Begin

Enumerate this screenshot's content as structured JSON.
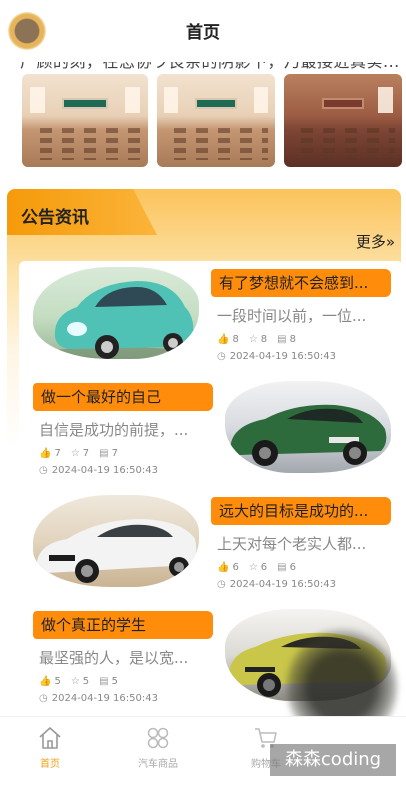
{
  "header": {
    "title": "首页"
  },
  "ticker": {
    "text": "广顾的刻，在恋协ラ良亲的阴影下，乃最接近真实..."
  },
  "gallery": {
    "images": [
      "classroom-1",
      "classroom-2",
      "classroom-3"
    ]
  },
  "notices": {
    "title": "公告资讯",
    "more_label": "更多»",
    "items": [
      {
        "title": "有了梦想就不会感到...",
        "desc": "一段时间以前，一位...",
        "likes": "8",
        "favorites": "8",
        "views": "8",
        "time": "2024-04-19 16:50:43"
      },
      {
        "title": "做一个最好的自己",
        "desc": "自信是成功的前提，...",
        "likes": "7",
        "favorites": "7",
        "views": "7",
        "time": "2024-04-19 16:50:43"
      },
      {
        "title": "远大的目标是成功的...",
        "desc": "上天对每个老实人都...",
        "likes": "6",
        "favorites": "6",
        "views": "6",
        "time": "2024-04-19 16:50:43"
      },
      {
        "title": "做个真正的学生",
        "desc": "最坚强的人，是以宽...",
        "likes": "5",
        "favorites": "5",
        "views": "5",
        "time": "2024-04-19 16:50:43"
      }
    ]
  },
  "tabbar": {
    "items": [
      {
        "label": "首页",
        "icon": "home-icon",
        "active": true
      },
      {
        "label": "汽车商品",
        "icon": "grid-icon",
        "active": false
      },
      {
        "label": "购物车",
        "icon": "cart-icon",
        "active": false
      }
    ]
  },
  "watermark": {
    "text": "森森coding"
  },
  "colors": {
    "accent": "#ff8c0a",
    "tab_active": "#f0a01a"
  }
}
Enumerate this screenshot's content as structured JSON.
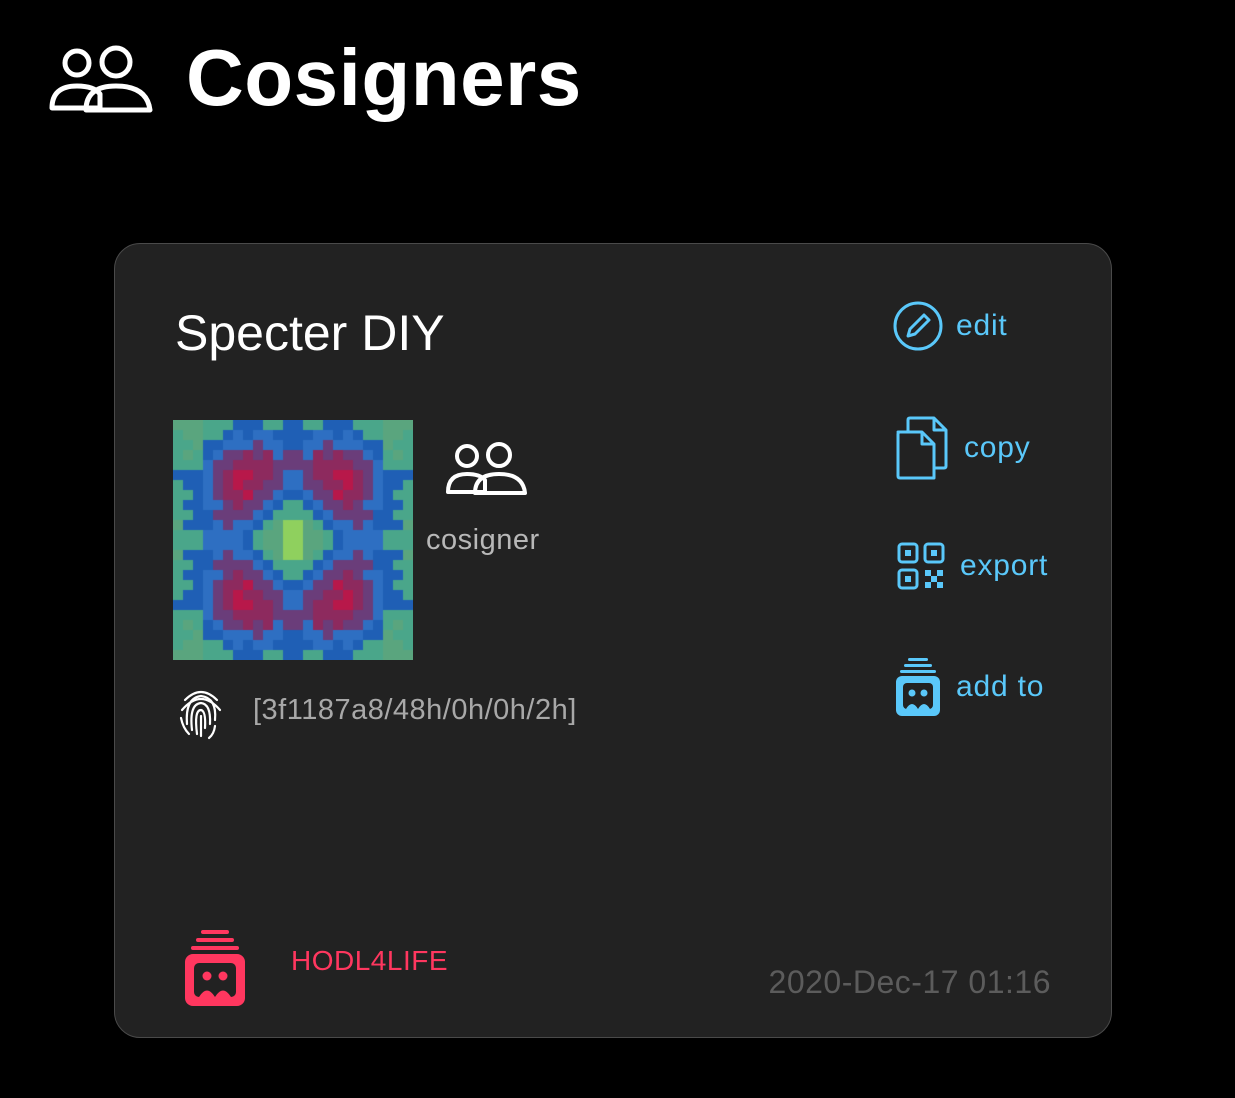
{
  "page": {
    "title": "Cosigners",
    "icon": "people-icon"
  },
  "card": {
    "name": "Specter DIY",
    "role_label": "cosigner",
    "fingerprint": "[3f1187a8/48h/0h/0h/2h]",
    "actions": [
      {
        "label": "edit",
        "icon": "pencil-circle-icon"
      },
      {
        "label": "copy",
        "icon": "copy-documents-icon"
      },
      {
        "label": "export",
        "icon": "qr-code-icon"
      },
      {
        "label": "add to",
        "icon": "vault-icon"
      }
    ],
    "wallet": {
      "name": "HODL4LIFE",
      "icon": "vault-icon"
    },
    "timestamp": "2020-Dec-17 01:16"
  },
  "colors": {
    "background": "#000000",
    "card": "#222222",
    "accent": "#5ac8fa",
    "wallet": "#ff375f",
    "muted": "#5c5c5c",
    "identicon": [
      "#b8184a",
      "#8d2a5e",
      "#6a3d7a",
      "#2e6fc2",
      "#1f5fb5",
      "#4aa68a",
      "#5aa57e",
      "#8fd05e"
    ]
  }
}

End

## Exercise goal
Using the records above, pull out each line where the word "copy" occurs.

## Result of this task
        "label": "copy",
        "icon": "copy-documents-icon"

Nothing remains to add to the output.